* **OBJECTIVE**: Search the listing below for the string "neve" and show each line that contains it.

* **INPUT MATERIAL**:
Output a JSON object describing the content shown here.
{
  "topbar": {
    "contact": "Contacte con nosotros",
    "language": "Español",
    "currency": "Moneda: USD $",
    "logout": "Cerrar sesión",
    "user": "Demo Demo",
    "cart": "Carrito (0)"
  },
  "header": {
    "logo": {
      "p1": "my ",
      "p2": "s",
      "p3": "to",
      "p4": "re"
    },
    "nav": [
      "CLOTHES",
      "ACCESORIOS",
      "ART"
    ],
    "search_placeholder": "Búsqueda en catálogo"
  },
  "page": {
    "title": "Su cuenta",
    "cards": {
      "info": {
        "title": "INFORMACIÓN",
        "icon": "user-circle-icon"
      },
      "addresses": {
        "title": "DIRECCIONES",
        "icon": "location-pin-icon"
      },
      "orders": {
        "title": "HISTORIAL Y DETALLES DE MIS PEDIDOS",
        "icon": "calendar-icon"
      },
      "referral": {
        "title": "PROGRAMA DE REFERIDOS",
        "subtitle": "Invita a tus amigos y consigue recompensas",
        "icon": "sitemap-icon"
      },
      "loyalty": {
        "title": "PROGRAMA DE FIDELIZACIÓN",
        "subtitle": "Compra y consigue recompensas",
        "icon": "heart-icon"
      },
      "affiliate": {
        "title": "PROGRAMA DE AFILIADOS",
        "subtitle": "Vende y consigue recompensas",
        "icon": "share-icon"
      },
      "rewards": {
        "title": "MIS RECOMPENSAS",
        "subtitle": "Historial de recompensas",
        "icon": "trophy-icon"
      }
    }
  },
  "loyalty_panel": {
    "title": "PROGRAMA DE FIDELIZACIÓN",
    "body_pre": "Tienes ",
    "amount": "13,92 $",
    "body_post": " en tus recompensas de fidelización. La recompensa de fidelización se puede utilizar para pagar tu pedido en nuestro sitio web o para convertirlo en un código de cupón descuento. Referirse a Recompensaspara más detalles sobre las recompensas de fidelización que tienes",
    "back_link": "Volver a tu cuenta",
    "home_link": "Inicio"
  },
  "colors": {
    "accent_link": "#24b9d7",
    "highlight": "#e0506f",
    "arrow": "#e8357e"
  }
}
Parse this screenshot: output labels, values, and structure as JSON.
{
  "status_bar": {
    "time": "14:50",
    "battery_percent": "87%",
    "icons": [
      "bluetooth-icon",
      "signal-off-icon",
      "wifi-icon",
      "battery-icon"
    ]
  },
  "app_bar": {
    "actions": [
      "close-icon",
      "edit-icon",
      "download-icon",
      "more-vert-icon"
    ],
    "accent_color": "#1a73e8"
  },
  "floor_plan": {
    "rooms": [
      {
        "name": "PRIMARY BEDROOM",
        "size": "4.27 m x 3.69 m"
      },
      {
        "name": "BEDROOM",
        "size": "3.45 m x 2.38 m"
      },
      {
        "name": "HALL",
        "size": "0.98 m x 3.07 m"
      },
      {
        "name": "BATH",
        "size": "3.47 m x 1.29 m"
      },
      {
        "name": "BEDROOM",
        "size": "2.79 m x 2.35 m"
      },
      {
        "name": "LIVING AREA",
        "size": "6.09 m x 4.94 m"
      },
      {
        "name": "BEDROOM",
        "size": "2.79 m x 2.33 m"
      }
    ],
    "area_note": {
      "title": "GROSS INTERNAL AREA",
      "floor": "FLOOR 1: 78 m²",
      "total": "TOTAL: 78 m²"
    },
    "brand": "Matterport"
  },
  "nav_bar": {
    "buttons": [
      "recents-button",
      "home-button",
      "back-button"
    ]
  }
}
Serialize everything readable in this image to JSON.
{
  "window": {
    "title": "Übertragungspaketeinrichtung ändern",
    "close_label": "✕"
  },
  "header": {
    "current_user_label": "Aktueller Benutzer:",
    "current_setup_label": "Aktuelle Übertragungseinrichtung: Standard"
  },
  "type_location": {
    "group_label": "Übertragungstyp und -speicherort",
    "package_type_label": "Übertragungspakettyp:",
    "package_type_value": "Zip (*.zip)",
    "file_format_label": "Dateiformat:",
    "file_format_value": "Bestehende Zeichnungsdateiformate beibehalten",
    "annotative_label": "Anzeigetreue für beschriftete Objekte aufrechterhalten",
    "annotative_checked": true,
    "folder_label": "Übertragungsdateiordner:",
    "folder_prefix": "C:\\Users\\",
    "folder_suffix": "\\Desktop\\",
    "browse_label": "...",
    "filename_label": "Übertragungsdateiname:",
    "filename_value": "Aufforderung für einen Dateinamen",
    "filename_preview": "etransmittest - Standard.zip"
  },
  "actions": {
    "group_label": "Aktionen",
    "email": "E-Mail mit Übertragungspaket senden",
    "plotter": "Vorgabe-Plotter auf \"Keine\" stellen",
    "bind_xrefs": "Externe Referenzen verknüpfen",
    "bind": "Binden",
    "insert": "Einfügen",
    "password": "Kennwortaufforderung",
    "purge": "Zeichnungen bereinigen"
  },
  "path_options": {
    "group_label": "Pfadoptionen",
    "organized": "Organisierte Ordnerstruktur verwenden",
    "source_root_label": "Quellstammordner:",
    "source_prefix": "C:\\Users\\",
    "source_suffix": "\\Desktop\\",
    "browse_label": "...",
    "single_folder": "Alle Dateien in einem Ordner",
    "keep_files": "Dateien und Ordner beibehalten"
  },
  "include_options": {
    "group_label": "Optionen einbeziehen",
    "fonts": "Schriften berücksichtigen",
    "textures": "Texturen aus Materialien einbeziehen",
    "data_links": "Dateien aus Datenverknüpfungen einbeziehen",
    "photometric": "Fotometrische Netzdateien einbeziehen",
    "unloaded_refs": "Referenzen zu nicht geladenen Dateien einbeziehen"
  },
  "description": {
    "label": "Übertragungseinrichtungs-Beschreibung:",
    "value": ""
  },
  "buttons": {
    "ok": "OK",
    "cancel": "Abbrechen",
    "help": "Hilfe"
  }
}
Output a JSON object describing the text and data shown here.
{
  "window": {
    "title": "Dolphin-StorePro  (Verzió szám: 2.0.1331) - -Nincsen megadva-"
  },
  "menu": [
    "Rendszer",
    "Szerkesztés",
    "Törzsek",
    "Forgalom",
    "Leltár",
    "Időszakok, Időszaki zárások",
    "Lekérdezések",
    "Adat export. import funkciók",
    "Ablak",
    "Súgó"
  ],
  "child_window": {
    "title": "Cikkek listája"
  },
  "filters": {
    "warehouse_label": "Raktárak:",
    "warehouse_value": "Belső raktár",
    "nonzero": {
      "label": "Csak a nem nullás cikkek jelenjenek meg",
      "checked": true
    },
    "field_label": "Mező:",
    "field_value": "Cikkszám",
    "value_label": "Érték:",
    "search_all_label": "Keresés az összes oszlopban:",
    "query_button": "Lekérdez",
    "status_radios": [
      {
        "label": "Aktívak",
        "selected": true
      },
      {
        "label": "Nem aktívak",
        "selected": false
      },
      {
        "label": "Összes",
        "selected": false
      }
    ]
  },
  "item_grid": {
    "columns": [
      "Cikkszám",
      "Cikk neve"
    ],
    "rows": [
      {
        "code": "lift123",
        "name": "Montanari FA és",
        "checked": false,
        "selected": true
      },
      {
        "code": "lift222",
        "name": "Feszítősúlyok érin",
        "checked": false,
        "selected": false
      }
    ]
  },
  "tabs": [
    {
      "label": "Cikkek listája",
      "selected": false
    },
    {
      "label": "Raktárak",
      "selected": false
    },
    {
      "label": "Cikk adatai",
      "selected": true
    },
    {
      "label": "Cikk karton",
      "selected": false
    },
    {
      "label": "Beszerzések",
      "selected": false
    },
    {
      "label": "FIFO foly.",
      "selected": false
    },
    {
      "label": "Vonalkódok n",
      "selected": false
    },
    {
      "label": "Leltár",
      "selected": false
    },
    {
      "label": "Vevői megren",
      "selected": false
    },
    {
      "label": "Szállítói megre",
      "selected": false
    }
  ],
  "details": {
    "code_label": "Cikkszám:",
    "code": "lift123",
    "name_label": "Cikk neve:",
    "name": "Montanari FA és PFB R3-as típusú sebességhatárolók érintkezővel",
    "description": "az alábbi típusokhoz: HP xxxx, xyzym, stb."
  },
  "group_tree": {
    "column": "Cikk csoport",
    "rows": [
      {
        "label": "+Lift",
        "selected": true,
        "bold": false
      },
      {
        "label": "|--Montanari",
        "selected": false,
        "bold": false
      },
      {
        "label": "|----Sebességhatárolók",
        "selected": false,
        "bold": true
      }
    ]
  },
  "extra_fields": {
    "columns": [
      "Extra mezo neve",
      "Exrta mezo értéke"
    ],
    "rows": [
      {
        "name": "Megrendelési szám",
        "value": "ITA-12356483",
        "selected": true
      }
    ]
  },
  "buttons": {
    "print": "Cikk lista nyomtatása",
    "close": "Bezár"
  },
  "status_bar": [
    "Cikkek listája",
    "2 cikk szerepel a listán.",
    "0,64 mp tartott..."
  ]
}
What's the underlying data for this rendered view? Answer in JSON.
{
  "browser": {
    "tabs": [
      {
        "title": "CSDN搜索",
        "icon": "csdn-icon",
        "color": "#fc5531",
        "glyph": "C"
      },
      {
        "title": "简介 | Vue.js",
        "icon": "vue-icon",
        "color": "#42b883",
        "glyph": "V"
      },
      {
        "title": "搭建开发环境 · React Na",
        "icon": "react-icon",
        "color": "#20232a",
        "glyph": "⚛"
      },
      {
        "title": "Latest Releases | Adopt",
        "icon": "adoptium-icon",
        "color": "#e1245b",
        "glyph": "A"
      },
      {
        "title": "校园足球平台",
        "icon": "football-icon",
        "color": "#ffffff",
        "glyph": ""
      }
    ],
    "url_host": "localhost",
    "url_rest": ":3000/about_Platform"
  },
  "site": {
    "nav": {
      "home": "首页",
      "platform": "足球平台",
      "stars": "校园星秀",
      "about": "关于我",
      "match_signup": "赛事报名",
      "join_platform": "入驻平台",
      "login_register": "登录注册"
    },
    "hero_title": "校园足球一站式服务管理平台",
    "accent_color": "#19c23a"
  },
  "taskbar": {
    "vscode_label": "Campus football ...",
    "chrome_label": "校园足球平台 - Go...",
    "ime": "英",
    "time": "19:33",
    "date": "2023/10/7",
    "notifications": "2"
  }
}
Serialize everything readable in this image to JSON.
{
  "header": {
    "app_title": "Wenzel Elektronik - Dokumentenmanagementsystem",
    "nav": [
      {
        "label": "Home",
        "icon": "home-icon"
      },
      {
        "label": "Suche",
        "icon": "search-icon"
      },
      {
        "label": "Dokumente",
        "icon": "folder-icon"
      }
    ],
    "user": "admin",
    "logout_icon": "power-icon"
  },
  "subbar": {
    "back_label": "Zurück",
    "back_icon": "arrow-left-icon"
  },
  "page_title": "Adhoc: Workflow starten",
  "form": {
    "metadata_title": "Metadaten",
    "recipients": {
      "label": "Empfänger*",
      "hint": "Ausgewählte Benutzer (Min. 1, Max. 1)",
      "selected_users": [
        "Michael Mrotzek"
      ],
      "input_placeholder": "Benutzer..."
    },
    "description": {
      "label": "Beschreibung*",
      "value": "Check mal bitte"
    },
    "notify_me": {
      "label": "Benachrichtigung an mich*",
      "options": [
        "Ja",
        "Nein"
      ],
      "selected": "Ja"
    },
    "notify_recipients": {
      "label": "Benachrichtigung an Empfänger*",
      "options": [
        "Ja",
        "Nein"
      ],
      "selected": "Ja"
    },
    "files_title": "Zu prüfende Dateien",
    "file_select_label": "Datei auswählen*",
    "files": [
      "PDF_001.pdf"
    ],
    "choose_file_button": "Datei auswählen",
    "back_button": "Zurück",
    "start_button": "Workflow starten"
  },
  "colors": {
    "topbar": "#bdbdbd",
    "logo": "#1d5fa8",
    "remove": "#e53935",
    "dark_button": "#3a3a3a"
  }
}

* **RESULT BELOW**:
      "Cikk neve"
    "name_label": "Cikk neve:",
      "Extra mezo neve",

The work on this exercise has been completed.